**Problem description:**
Output the material beneath exactly, leaving nothing out.

[Extracted data entries]
[Start]
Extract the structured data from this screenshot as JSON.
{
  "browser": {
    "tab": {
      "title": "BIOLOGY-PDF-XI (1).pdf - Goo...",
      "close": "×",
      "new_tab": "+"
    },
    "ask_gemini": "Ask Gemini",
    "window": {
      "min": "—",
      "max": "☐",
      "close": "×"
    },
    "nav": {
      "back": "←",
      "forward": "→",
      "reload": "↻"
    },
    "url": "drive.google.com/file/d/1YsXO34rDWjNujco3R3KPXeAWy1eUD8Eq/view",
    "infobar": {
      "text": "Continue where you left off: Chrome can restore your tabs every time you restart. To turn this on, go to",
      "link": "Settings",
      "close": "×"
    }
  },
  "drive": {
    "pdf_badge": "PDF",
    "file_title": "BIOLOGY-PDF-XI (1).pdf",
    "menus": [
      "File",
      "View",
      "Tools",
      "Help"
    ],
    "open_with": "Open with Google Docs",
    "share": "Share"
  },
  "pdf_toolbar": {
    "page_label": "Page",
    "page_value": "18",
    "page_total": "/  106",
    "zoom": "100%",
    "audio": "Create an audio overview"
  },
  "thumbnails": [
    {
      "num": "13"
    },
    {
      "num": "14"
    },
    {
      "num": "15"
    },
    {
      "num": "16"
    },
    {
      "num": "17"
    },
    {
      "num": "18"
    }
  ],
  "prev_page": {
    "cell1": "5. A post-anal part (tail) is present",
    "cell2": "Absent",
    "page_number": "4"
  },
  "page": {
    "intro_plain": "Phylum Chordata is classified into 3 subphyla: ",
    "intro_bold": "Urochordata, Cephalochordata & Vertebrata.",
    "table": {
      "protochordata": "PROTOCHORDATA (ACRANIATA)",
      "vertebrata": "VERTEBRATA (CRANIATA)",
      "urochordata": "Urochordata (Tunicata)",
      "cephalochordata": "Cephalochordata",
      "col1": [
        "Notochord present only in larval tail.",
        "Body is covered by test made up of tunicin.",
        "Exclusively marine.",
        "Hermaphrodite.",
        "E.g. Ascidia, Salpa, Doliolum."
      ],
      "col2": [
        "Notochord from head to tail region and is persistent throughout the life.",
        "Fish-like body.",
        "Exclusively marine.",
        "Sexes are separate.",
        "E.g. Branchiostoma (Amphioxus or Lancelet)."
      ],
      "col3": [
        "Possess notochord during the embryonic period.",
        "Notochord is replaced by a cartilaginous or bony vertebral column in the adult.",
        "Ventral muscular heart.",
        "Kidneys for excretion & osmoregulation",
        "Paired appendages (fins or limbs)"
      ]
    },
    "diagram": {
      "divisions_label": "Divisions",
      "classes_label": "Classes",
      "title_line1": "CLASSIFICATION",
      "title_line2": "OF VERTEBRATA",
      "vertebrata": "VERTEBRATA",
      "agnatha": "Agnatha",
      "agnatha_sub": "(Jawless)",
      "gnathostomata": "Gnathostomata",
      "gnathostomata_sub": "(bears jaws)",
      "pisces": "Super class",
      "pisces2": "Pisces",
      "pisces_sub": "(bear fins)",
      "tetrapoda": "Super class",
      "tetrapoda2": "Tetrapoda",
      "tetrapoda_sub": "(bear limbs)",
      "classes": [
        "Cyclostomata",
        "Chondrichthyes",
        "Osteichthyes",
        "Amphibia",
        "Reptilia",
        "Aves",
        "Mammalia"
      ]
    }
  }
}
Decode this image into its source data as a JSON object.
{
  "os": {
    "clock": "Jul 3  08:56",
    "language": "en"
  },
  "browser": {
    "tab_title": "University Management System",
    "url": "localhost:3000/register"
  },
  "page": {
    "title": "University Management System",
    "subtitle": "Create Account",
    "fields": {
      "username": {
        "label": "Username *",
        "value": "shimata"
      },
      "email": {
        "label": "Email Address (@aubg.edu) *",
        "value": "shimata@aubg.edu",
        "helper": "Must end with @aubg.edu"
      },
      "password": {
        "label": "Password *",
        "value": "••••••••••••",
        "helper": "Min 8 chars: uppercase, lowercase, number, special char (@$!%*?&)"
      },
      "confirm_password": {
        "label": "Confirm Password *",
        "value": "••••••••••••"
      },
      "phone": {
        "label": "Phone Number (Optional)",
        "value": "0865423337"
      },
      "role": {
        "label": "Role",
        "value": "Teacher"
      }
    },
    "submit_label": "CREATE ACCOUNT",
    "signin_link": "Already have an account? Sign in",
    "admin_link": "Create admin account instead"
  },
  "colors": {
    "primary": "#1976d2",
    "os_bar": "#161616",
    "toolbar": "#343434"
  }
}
[End]
**Solution for this exercise:**
Extract the structured data from this screenshot as JSON.
{
  "browser": {
    "tab": {
      "title": "BIOLOGY-PDF-XI (1).pdf - Goo...",
      "close": "×",
      "new_tab": "+"
    },
    "ask_gemini": "Ask Gemini",
    "window": {
      "min": "—",
      "max": "☐",
      "close": "×"
    },
    "nav": {
      "back": "←",
      "forward": "→",
      "reload": "↻"
    },
    "url": "drive.google.com/file/d/1YsXO34rDWjNujco3R3KPXeAWy1eUD8Eq/view",
    "infobar": {
      "text": "Continue where you left off: Chrome can restore your tabs every time you restart. To turn this on, go to",
      "link": "Settings",
      "close": "×"
    }
  },
  "drive": {
    "pdf_badge": "PDF",
    "file_title": "BIOLOGY-PDF-XI (1).pdf",
    "menus": [
      "File",
      "View",
      "Tools",
      "Help"
    ],
    "open_with": "Open with Google Docs",
    "share": "Share"
  },
  "pdf_toolbar": {
    "page_label": "Page",
    "page_value": "18",
    "page_total": "/  106",
    "zoom": "100%",
    "audio": "Create an audio overview"
  },
  "thumbnails": [
    {
      "num": "13"
    },
    {
      "num": "14"
    },
    {
      "num": "15"
    },
    {
      "num": "16"
    },
    {
      "num": "17"
    },
    {
      "num": "18"
    }
  ],
  "prev_page": {
    "cell1": "5. A post-anal part (tail) is present",
    "cell2": "Absent",
    "page_number": "4"
  },
  "page": {
    "intro_plain": "Phylum Chordata is classified into 3 subphyla: ",
    "intro_bold": "Urochordata, Cephalochordata & Vertebrata.",
    "table": {
      "protochordata": "PROTOCHORDATA (ACRANIATA)",
      "vertebrata": "VERTEBRATA (CRANIATA)",
      "urochordata": "Urochordata (Tunicata)",
      "cephalochordata": "Cephalochordata",
      "col1": [
        "Notochord present only in larval tail.",
        "Body is covered by test made up of tunicin.",
        "Exclusively marine.",
        "Hermaphrodite.",
        "E.g. Ascidia, Salpa, Doliolum."
      ],
      "col2": [
        "Notochord from head to tail region and is persistent throughout the life.",
        "Fish-like body.",
        "Exclusively marine.",
        "Sexes are separate.",
        "E.g. Branchiostoma (Amphioxus or Lancelet)."
      ],
      "col3": [
        "Possess notochord during the embryonic period.",
        "Notochord is replaced by a cartilaginous or bony vertebral column in the adult.",
        "Ventral muscular heart.",
        "Kidneys for excretion & osmoregulation",
        "Paired appendages (fins or limbs)"
      ]
    },
    "diagram": {
      "divisions_label": "Divisions",
      "classes_label": "Classes",
      "title_line1": "CLASSIFICATION",
      "title_line2": "OF VERTEBRATA",
      "vertebrata": "VERTEBRATA",
      "agnatha": "Agnatha",
      "agnatha_sub": "(Jawless)",
      "gnathostomata": "Gnathostomata",
      "gnathostomata_sub": "(bears jaws)",
      "pisces": "Super class",
      "pisces2": "Pisces",
      "pisces_sub": "(bear fins)",
      "tetrapoda": "Super class",
      "tetrapoda2": "Tetrapoda",
      "tetrapoda_sub": "(bear limbs)",
      "classes": [
        "Cyclostomata",
        "Chondrichthyes",
        "Osteichthyes",
        "Amphibia",
        "Reptilia",
        "Aves",
        "Mammalia"
      ]
    }
  }
}
Decode this image into its source data as a JSON object.
{
  "os": {
    "clock": "Jul 3  08:56",
    "language": "en"
  },
  "browser": {
    "tab_title": "University Management System",
    "url": "localhost:3000/register"
  },
  "page": {
    "title": "University Management System",
    "subtitle": "Create Account",
    "fields": {
      "username": {
        "label": "Username *",
        "value": "shimata"
      },
      "email": {
        "label": "Email Address (@aubg.edu) *",
        "value": "shimata@aubg.edu",
        "helper": "Must end with @aubg.edu"
      },
      "password": {
        "label": "Password *",
        "value": "••••••••••••",
        "helper": "Min 8 chars: uppercase, lowercase, number, special char (@$!%*?&)"
      },
      "confirm_password": {
        "label": "Confirm Password *",
        "value": "••••••••••••"
      },
      "phone": {
        "label": "Phone Number (Optional)",
        "value": "0865423337"
      },
      "role": {
        "label": "Role",
        "value": "Teacher"
      }
    },
    "submit_label": "CREATE ACCOUNT",
    "signin_link": "Already have an account? Sign in",
    "admin_link": "Create admin account instead"
  },
  "colors": {
    "primary": "#1976d2",
    "os_bar": "#161616",
    "toolbar": "#343434"
  }
}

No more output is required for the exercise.